Wednesday, December 10, 2008

Top Ten

I've mentioned before that the drive to and from campus, about an hour each way, generally gives me time to think. Lately I've been trying to figure out the next step in my theological studies, trying to figure out if I should continue (which would be required for ordination) or give them a little rest for a bit. I've been looking at some other schools and last night on the way home I was thinking about why I've come to really love St. John's. I mean, I've driven by the place hundreds of times prior to starting my studies there and never gave it much of a thought. So, here's my top ten list:
10. Tradition - Whether it's the liturgy, lectio, feast days or what have you, it's interesting to see and participate in such a rich tradition. Jeanne (my wife and former Catholic) refers to me as Catholic-light these days.
9. St. John's Bible - it took me a bit to get used to the iconic nature of this work, but having one of the artistic directors for an instructor really opened my eyes to the relationship between art, music, and scripture. The image of Creation (above) is among my favorites.
8. "Old Campus" - including Luke Hall, the masonry and the ivy covered walls are awesome.
7. Oratory at the Episcopal House of Prayer - One of the best places to pray ever!
6. St. Benedict - The Rule is fascinating and fits so wonderfully well with Wesleyan Theology.

SUPPLIED MATERIAL
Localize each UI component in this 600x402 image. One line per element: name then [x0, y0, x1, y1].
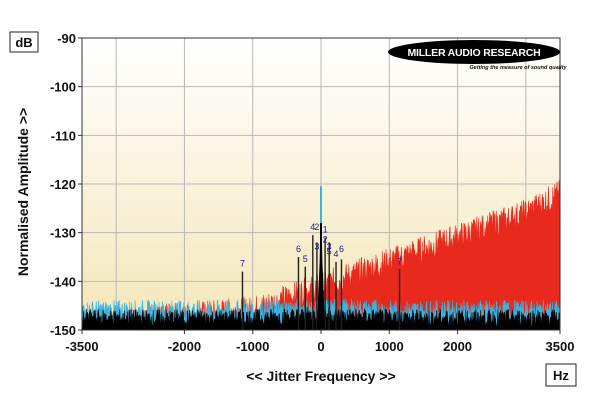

SET TASKS
a – Transcribe the stretch of the blog post from "7. Oratory at" through "with Wesleyan Theology.".
b – Say whether each statement agrees with the blog post, answering yes or no and quoting the words that decide it: (i) The drive to campus takes about an hour each way. (ii) Jeanne is described as a practicing Catholic. (iii) Luke Hall is part of "Old Campus."
None of the data is needed here.

TASK-BY-TASK SOLUTIONS
a –
7. Oratory at the Episcopal House of Prayer - One of the best places to pray ever!
6. St. Benedict - The Rule is fascinating and fits so wonderfully well with Wesleyan Theology.

b –
(i) Yes: "the drive to and from campus, about an hour each way"
(ii) No: "Jeanne (my wife and former Catholic)"
(iii) Yes: "\"Old Campus\" - including Luke Hall"